Start Raw data

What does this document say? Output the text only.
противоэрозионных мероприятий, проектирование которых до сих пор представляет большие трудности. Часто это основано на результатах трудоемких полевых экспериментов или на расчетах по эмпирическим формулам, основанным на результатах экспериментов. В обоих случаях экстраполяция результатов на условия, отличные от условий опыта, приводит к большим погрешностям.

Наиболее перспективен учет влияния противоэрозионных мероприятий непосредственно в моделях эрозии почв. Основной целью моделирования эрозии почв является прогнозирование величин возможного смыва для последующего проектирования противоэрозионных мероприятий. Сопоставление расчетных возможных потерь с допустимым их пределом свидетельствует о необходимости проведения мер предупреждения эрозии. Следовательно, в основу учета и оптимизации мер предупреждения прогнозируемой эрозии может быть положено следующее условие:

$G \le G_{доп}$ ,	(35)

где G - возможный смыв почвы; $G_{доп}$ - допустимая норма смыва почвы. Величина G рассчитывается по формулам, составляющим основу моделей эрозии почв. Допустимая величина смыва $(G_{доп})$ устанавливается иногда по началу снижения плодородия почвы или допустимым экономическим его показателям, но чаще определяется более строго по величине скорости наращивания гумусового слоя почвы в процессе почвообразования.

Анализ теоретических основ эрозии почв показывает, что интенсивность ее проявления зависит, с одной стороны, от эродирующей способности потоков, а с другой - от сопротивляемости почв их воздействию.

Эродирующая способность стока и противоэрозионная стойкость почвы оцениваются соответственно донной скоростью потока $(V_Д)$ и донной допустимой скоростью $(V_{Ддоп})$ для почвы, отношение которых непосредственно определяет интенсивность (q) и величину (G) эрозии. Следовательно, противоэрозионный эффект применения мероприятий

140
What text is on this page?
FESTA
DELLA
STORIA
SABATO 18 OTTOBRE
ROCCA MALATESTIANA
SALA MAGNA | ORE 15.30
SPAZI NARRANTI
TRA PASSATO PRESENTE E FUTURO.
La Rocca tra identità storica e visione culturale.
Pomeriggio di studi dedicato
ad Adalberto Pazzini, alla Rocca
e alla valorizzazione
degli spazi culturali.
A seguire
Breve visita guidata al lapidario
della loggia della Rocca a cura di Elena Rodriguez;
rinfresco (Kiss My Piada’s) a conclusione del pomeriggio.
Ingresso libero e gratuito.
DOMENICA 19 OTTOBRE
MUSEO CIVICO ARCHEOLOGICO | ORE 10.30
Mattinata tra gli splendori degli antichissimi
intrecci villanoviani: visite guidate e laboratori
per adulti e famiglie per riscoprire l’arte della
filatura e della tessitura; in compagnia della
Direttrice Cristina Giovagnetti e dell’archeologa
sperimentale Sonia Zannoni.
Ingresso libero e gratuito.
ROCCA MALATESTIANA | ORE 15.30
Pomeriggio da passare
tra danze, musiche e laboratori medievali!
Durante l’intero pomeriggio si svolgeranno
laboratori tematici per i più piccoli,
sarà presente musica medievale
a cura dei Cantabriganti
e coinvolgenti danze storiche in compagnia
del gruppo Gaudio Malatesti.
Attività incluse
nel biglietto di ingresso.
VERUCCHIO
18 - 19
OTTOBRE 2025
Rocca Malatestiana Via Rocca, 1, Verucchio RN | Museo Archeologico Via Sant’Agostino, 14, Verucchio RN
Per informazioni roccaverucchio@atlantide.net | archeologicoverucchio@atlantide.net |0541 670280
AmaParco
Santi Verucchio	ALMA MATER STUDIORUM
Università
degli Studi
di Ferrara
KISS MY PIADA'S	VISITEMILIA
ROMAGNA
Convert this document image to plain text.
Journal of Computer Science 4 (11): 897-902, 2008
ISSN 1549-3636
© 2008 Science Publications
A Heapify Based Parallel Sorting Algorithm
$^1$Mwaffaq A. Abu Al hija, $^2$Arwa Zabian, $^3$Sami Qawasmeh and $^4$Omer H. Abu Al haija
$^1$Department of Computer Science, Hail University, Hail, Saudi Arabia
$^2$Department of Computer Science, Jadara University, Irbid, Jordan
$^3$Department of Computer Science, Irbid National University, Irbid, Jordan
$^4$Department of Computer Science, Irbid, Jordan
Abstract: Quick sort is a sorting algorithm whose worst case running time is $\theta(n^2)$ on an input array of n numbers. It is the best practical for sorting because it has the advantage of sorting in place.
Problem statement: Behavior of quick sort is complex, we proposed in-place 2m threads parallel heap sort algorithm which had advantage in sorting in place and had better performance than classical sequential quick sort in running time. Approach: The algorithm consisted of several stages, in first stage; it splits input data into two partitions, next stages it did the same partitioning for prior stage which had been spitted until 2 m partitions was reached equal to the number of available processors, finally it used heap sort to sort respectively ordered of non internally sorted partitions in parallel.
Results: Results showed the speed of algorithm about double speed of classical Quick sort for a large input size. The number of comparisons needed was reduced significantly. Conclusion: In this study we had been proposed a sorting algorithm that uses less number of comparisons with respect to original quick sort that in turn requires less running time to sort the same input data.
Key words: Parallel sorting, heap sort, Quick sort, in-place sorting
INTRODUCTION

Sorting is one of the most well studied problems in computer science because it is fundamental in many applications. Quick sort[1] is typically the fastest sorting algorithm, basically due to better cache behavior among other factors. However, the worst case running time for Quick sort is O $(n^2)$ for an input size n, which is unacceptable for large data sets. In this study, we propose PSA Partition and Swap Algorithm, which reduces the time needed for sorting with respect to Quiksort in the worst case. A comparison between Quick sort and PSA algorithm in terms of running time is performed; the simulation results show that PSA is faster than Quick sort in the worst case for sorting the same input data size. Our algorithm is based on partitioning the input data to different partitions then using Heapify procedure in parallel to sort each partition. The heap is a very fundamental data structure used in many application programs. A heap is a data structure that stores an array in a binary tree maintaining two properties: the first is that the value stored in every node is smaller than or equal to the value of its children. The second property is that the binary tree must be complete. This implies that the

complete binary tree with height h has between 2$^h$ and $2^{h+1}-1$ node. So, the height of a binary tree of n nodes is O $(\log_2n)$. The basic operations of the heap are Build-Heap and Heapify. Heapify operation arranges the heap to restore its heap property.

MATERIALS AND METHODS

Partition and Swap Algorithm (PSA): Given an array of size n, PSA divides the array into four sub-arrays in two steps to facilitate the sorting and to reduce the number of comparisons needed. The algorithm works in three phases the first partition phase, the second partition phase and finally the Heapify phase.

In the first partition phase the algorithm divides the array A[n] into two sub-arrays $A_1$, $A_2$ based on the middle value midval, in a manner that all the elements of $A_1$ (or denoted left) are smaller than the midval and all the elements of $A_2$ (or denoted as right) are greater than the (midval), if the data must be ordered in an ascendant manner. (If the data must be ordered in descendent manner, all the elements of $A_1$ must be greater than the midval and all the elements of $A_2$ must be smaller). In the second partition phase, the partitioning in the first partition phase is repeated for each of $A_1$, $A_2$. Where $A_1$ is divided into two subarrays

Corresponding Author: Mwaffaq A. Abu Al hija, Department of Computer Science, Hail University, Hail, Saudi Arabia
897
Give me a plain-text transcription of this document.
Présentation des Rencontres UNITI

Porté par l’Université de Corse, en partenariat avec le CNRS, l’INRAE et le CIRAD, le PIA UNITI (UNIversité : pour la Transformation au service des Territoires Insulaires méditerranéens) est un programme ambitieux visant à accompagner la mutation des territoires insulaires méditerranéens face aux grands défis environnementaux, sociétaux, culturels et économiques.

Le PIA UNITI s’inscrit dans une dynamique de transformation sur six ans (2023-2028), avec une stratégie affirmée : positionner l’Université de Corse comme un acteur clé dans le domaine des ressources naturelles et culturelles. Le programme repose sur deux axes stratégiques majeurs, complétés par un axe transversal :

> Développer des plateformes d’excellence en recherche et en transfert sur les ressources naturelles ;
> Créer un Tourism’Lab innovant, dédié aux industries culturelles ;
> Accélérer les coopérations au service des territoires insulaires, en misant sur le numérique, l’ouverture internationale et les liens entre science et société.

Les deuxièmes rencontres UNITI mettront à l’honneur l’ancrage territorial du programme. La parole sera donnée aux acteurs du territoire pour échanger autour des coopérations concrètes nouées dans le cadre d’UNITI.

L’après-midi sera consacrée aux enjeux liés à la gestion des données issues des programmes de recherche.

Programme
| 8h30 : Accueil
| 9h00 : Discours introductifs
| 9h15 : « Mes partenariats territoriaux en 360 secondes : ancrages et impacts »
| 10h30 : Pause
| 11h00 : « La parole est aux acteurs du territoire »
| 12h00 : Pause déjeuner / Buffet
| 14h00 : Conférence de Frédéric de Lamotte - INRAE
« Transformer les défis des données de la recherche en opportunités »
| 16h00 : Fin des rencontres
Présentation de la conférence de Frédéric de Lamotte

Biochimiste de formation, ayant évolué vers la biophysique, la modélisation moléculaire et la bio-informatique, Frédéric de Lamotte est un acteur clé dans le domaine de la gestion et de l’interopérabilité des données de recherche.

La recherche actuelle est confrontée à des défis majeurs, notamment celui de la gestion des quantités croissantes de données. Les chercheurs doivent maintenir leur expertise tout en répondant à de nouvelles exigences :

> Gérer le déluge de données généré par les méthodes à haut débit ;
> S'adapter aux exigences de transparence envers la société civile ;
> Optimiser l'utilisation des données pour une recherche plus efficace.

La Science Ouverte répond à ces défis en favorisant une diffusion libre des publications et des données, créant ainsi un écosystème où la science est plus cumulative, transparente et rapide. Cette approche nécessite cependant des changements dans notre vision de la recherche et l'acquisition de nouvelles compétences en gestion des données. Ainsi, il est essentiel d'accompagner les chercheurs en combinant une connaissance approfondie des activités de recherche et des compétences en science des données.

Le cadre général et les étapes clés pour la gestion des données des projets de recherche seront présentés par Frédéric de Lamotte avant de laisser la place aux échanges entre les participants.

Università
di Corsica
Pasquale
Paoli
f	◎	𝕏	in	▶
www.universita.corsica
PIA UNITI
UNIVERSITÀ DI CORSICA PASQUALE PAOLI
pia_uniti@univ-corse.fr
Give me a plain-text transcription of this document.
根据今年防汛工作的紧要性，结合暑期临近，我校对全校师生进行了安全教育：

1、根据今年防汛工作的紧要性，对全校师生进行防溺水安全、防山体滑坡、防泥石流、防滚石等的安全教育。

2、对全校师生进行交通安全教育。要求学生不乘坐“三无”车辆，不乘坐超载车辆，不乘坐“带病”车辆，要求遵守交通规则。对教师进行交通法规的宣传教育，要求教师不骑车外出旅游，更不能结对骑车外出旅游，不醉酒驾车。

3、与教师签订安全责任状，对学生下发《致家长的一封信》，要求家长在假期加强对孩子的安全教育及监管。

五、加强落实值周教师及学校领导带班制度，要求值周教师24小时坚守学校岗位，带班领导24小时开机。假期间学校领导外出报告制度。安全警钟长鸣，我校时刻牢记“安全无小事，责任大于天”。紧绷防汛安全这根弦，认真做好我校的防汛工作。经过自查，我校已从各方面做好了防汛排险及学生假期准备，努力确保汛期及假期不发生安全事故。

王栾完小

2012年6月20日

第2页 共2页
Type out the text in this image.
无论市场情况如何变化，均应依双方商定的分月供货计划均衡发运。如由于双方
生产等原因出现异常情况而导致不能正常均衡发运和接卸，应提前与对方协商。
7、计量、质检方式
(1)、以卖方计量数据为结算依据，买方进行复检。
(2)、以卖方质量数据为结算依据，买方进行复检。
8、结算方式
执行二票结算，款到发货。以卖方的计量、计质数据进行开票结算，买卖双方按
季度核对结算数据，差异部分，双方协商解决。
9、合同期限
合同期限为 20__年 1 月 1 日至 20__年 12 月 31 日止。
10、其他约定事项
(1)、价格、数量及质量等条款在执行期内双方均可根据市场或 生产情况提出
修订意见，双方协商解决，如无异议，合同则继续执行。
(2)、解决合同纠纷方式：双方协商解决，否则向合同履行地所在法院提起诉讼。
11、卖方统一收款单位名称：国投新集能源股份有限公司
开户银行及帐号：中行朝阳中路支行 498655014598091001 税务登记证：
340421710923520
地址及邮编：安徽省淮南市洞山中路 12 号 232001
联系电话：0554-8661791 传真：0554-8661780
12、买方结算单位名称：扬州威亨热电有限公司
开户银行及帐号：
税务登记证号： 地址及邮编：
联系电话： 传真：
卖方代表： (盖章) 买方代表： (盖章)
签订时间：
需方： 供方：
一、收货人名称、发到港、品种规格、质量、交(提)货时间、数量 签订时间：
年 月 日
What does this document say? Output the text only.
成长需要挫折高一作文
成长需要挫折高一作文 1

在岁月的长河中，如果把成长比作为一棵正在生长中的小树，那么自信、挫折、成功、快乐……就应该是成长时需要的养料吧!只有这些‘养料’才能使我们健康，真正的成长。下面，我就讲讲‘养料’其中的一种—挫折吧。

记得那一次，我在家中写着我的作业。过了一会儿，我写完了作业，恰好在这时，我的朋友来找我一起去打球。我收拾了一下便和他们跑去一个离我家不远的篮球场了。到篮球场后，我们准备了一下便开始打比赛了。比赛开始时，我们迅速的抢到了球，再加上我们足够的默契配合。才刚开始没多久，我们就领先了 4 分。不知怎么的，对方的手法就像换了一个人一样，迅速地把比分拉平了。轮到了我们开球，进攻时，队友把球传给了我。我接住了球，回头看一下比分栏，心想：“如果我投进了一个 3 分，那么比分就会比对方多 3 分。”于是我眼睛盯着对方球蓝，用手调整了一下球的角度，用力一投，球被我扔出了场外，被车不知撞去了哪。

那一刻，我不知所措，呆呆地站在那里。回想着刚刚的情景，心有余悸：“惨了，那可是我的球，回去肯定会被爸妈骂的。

End Raw data

Set exercise
Provide solely the number of lines in the data that include the word "OTTOBRE".

Task response
3